Exercise goal: Pictures do not belong in the copy; quote every entry below exactly.

Records for this exercise:

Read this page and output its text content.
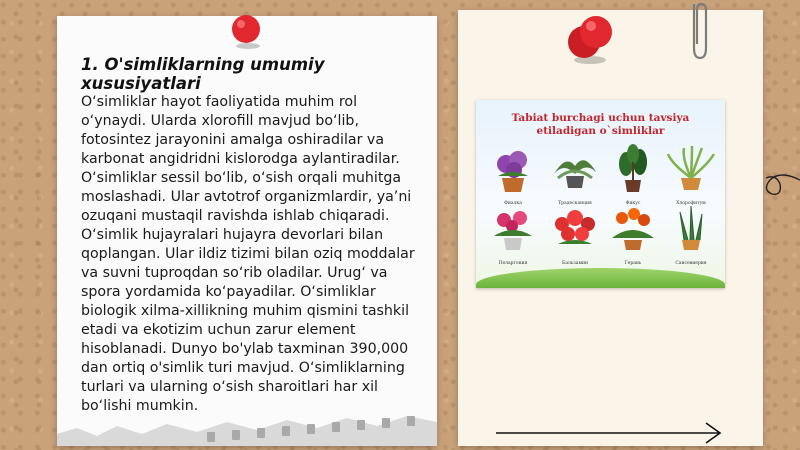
1. O'simliklarning umumiy xususiyatlari

O‘simliklar hayot faoliyatida muhim rol o‘ynaydi. Ularda xlorofill mavjud bo‘lib, fotosintez jarayonini amalga oshiradilar va karbonat angidridni kislorodga aylantiradilar. O‘simliklar sessil bo‘lib, o‘sish orqali muhitga moslashadi. Ular avtotrof organizmlardir, ya’ni ozuqani mustaqil ravishda ishlab chiqaradi. O‘simlik hujayralari hujayra devorlari bilan qoplangan. Ular ildiz tizimi bilan oziq moddalar va suvni tuproqdan so‘rib oladilar. Urug‘ va spora yordamida ko‘payadilar. O‘simliklar biologik xilma-xillikning muhim qismini tashkil etadi va ekotizim uchun zarur element hisoblanadi. Dunyo bo'ylab taxminan 390,000 dan ortiq o'simlik turi mavjud. O‘simliklarning turlari va ularning o‘sish sharoitlari har xil bo‘lishi mumkin.

Tabiat burchagi uchun tavsiya
etiladigan o`simliklar
Фиалка	Традесканция	Фикус	Хлорофитум
Пеларгония	Бальзамин	Герань	Сансевиерия
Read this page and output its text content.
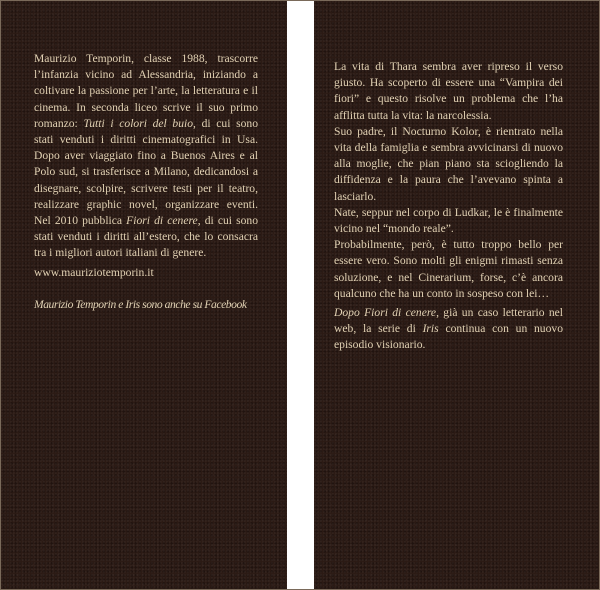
Maurizio Temporin, classe 1988, trascorre l’infanzia vicino ad Alessandria, iniziando a coltivare la passione per l’arte, la letteratura e il cinema. In seconda liceo scrive il suo primo romanzo: Tutti i colori del buio, di cui sono stati venduti i diritti cinematografici in Usa. Dopo aver viaggiato fino a Buenos Aires e al Polo sud, si trasferisce a Milano, dedicandosi a disegnare, scolpire, scrivere testi per il teatro, realizzare graphic novel, organizzare eventi. Nel 2010 pubblica Fiori di cenere, di cui sono stati venduti i diritti all’estero, che lo consacra tra i migliori autori italiani di genere.

www.mauriziotemporin.it

Maurizio Temporin e Iris sono anche su Facebook

La vita di Thara sembra aver ripreso il verso giusto. Ha scoperto di essere una “Vampira dei fiori” e questo risolve un problema che l’ha afflitta tutta la vita: la narcolessia.

Suo padre, il Nocturno Kolor, è rientrato nella vita della famiglia e sembra avvicinarsi di nuovo alla moglie, che pian piano sta sciogliendo la diffidenza e la paura che l’avevano spinta a lasciarlo.

Nate, seppur nel corpo di Ludkar, le è finalmente vicino nel “mondo reale”.

Probabilmente, però, è tutto troppo bello per essere vero. Sono molti gli enigmi rimasti senza soluzione, e nel Cinerarium, forse, c’è ancora qualcuno che ha un conto in sospeso con lei…

Dopo Fiori di cenere, già un caso letterario nel web, la serie di Iris continua con un nuovo episodio visionario.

Final result:
Read this page and output its text content.
1. O'simliklarning umumiy xususiyatlari

O‘simliklar hayot faoliyatida muhim rol o‘ynaydi. Ularda xlorofill mavjud bo‘lib, fotosintez jarayonini amalga oshiradilar va karbonat angidridni kislorodga aylantiradilar. O‘simliklar sessil bo‘lib, o‘sish orqali muhitga moslashadi. Ular avtotrof organizmlardir, ya’ni ozuqani mustaqil ravishda ishlab chiqaradi. O‘simlik hujayralari hujayra devorlari bilan qoplangan. Ular ildiz tizimi bilan oziq moddalar va suvni tuproqdan so‘rib oladilar. Urug‘ va spora yordamida ko‘payadilar. O‘simliklar biologik xilma-xillikning muhim qismini tashkil etadi va ekotizim uchun zarur element hisoblanadi. Dunyo bo'ylab taxminan 390,000 dan ortiq o'simlik turi mavjud. O‘simliklarning turlari va ularning o‘sish sharoitlari har xil bo‘lishi mumkin.

Tabiat burchagi uchun tavsiya
etiladigan o`simliklar
Фиалка	Традесканция	Фикус	Хлорофитум
Пеларгония	Бальзамин	Герань	Сансевиерия
Read this page and output its text content.
Maurizio Temporin, classe 1988, trascorre l’infanzia vicino ad Alessandria, iniziando a coltivare la passione per l’arte, la letteratura e il cinema. In seconda liceo scrive il suo primo romanzo: Tutti i colori del buio, di cui sono stati venduti i diritti cinematografici in Usa. Dopo aver viaggiato fino a Buenos Aires e al Polo sud, si trasferisce a Milano, dedicandosi a disegnare, scolpire, scrivere testi per il teatro, realizzare graphic novel, organizzare eventi. Nel 2010 pubblica Fiori di cenere, di cui sono stati venduti i diritti all’estero, che lo consacra tra i migliori autori italiani di genere.

www.mauriziotemporin.it

Maurizio Temporin e Iris sono anche su Facebook

La vita di Thara sembra aver ripreso il verso giusto. Ha scoperto di essere una “Vampira dei fiori” e questo risolve un problema che l’ha afflitta tutta la vita: la narcolessia.

Suo padre, il Nocturno Kolor, è rientrato nella vita della famiglia e sembra avvicinarsi di nuovo alla moglie, che pian piano sta sciogliendo la diffidenza e la paura che l’avevano spinta a lasciarlo.

Nate, seppur nel corpo di Ludkar, le è finalmente vicino nel “mondo reale”.

Probabilmente, però, è tutto troppo bello per essere vero. Sono molti gli enigmi rimasti senza soluzione, e nel Cinerarium, forse, c’è ancora qualcuno che ha un conto in sospeso con lei…

Dopo Fiori di cenere, già un caso letterario nel web, la serie di Iris continua con un nuovo episodio visionario.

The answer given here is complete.